## Task description
Copy each line in which the string "JSON" occurs.

## Supplied records
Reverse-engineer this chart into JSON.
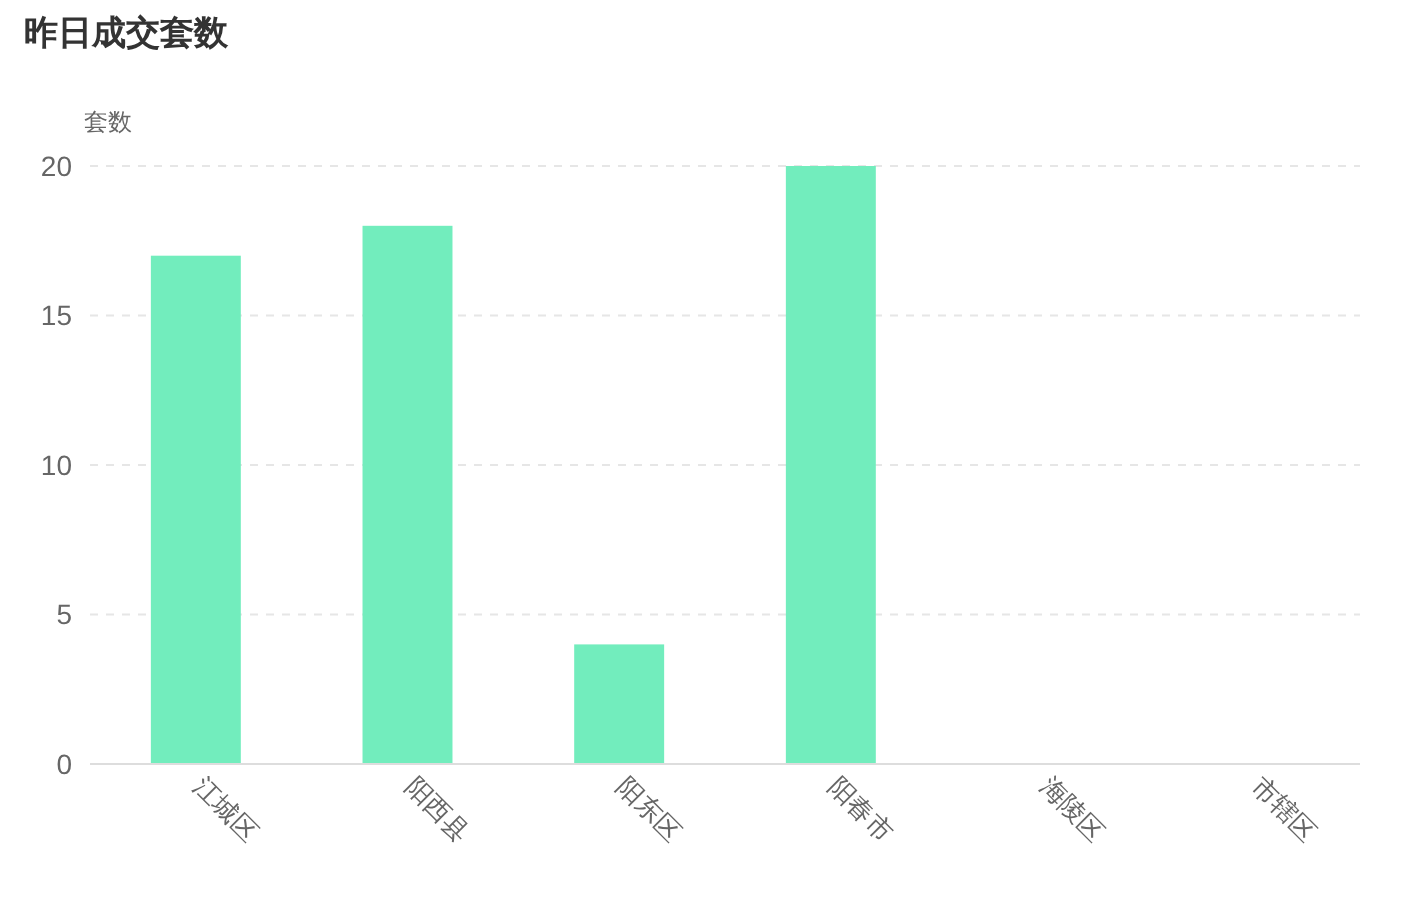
{
  "chart_data": {
    "type": "bar",
    "title": "昨日成交套数",
    "ylabel": "套数",
    "categories": [
      "江城区",
      "阳西县",
      "阳东区",
      "阳春市",
      "海陵区",
      "市辖区"
    ],
    "values": [
      17,
      18,
      4,
      20,
      0,
      0
    ],
    "color": "#72edbd",
    "ylim": [
      0,
      20
    ],
    "yticks": [
      0,
      5,
      10,
      15,
      20
    ],
    "grid": "y"
  }
}
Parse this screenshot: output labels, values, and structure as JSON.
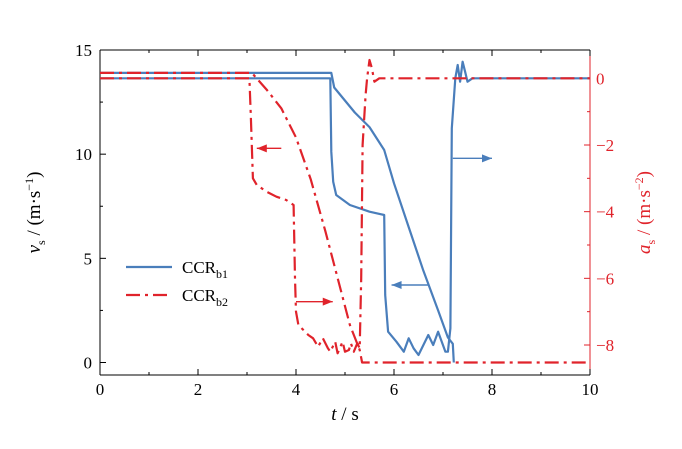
{
  "chart_data": {
    "type": "line",
    "x_axis": {
      "label_var": "t",
      "label_unit": " / s",
      "range": [
        0,
        10
      ],
      "ticks": [
        0,
        2,
        4,
        6,
        8,
        10
      ],
      "tick_labels": [
        "0",
        "2",
        "4",
        "6",
        "8",
        "10"
      ]
    },
    "y_left": {
      "label_var": "v",
      "label_sub": "s",
      "label_unit_pre": " / (m·s",
      "label_unit_sup": "−1",
      "label_unit_post": ")",
      "range": [
        -0.6,
        15
      ],
      "ticks": [
        0,
        5,
        10,
        15
      ],
      "tick_labels": [
        "0",
        "5",
        "10",
        "15"
      ]
    },
    "y_right": {
      "label_var": "a",
      "label_sub": "s",
      "label_unit_pre": " / (m·s",
      "label_unit_sup": "−2",
      "label_unit_post": ")",
      "range": [
        -8.9,
        0.85
      ],
      "ticks": [
        0,
        -2,
        -4,
        -6,
        -8
      ],
      "tick_labels": [
        "0",
        "−2",
        "−4",
        "−6",
        "−8"
      ],
      "color": "#e0232b"
    },
    "series": [
      {
        "name": "CCR",
        "sub": "b1",
        "color": "#4a7ebb",
        "dash": "solid",
        "velocity": [
          [
            0,
            13.9
          ],
          [
            4.72,
            13.9
          ],
          [
            4.78,
            13.2
          ],
          [
            5.2,
            12.0
          ],
          [
            5.5,
            11.3
          ],
          [
            5.8,
            10.2
          ],
          [
            6.0,
            8.6
          ],
          [
            6.3,
            6.5
          ],
          [
            6.6,
            4.4
          ],
          [
            6.9,
            2.5
          ],
          [
            7.1,
            1.2
          ],
          [
            7.2,
            0.9
          ],
          [
            7.22,
            0
          ]
        ],
        "acceleration": [
          [
            0,
            0
          ],
          [
            4.7,
            0
          ],
          [
            4.72,
            -2.2
          ],
          [
            4.76,
            -3.1
          ],
          [
            4.82,
            -3.5
          ],
          [
            5.1,
            -3.8
          ],
          [
            5.5,
            -4.0
          ],
          [
            5.8,
            -4.1
          ],
          [
            5.82,
            -6.5
          ],
          [
            5.88,
            -7.6
          ],
          [
            6.05,
            -7.9
          ],
          [
            6.2,
            -8.2
          ],
          [
            6.3,
            -7.8
          ],
          [
            6.4,
            -8.1
          ],
          [
            6.5,
            -8.3
          ],
          [
            6.6,
            -8.0
          ],
          [
            6.7,
            -7.7
          ],
          [
            6.8,
            -8.0
          ],
          [
            6.9,
            -7.6
          ],
          [
            7.05,
            -8.2
          ],
          [
            7.1,
            -8.2
          ],
          [
            7.15,
            -7.5
          ],
          [
            7.18,
            -1.5
          ],
          [
            7.25,
            0
          ],
          [
            7.3,
            0.4
          ],
          [
            7.35,
            -0.1
          ],
          [
            7.4,
            0.5
          ],
          [
            7.45,
            0.2
          ],
          [
            7.5,
            -0.1
          ],
          [
            7.6,
            0
          ],
          [
            10,
            0
          ]
        ]
      },
      {
        "name": "CCR",
        "sub": "b2",
        "color": "#e0232b",
        "dash": "dashdot",
        "velocity": [
          [
            0,
            13.9
          ],
          [
            3.1,
            13.9
          ],
          [
            3.4,
            13.1
          ],
          [
            3.7,
            12.2
          ],
          [
            4.0,
            10.8
          ],
          [
            4.3,
            8.8
          ],
          [
            4.6,
            6.3
          ],
          [
            4.9,
            3.6
          ],
          [
            5.1,
            1.8
          ],
          [
            5.3,
            0.6
          ],
          [
            5.35,
            0
          ],
          [
            10,
            0
          ]
        ],
        "acceleration": [
          [
            0,
            0
          ],
          [
            3.05,
            0
          ],
          [
            3.08,
            -1.2
          ],
          [
            3.1,
            -2.1
          ],
          [
            3.12,
            -3.0
          ],
          [
            3.2,
            -3.2
          ],
          [
            3.4,
            -3.4
          ],
          [
            3.6,
            -3.55
          ],
          [
            3.8,
            -3.65
          ],
          [
            3.95,
            -3.8
          ],
          [
            3.98,
            -6.0
          ],
          [
            4.0,
            -7.0
          ],
          [
            4.05,
            -7.4
          ],
          [
            4.15,
            -7.55
          ],
          [
            4.25,
            -7.7
          ],
          [
            4.35,
            -7.8
          ],
          [
            4.45,
            -8.05
          ],
          [
            4.55,
            -7.8
          ],
          [
            4.65,
            -8.1
          ],
          [
            4.7,
            -8.2
          ],
          [
            4.8,
            -7.9
          ],
          [
            4.85,
            -8.25
          ],
          [
            4.95,
            -7.9
          ],
          [
            5.0,
            -8.2
          ],
          [
            5.08,
            -8.15
          ],
          [
            5.12,
            -7.95
          ],
          [
            5.18,
            -8.2
          ],
          [
            5.25,
            -7.95
          ],
          [
            5.3,
            -8.1
          ],
          [
            5.33,
            -6.0
          ],
          [
            5.36,
            -2.0
          ],
          [
            5.42,
            -0.5
          ],
          [
            5.45,
            0
          ],
          [
            5.5,
            0.55
          ],
          [
            5.55,
            0.3
          ],
          [
            5.6,
            -0.1
          ],
          [
            5.7,
            0
          ],
          [
            10,
            0
          ]
        ]
      }
    ],
    "legend": {
      "position": "middle-left"
    },
    "annotations": [
      {
        "kind": "arrow",
        "color": "#e0232b",
        "direction": "left",
        "x0": 3.7,
        "x1": 3.2,
        "axis": "right",
        "y": -2.1
      },
      {
        "kind": "arrow",
        "color": "#e0232b",
        "direction": "right",
        "x0": 4.0,
        "x1": 4.75,
        "axis": "right",
        "y": -6.7
      },
      {
        "kind": "arrow",
        "color": "#4a7ebb",
        "direction": "left",
        "x0": 6.7,
        "x1": 5.95,
        "axis": "right",
        "y": -6.2
      },
      {
        "kind": "arrow",
        "color": "#4a7ebb",
        "direction": "right",
        "x0": 7.2,
        "x1": 8.0,
        "axis": "right",
        "y": -2.4
      }
    ],
    "grid": false
  }
}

## Problem solution
Reverse-engineer this chart into JSON.
Parse this screenshot: output labels, values, and structure as JSON.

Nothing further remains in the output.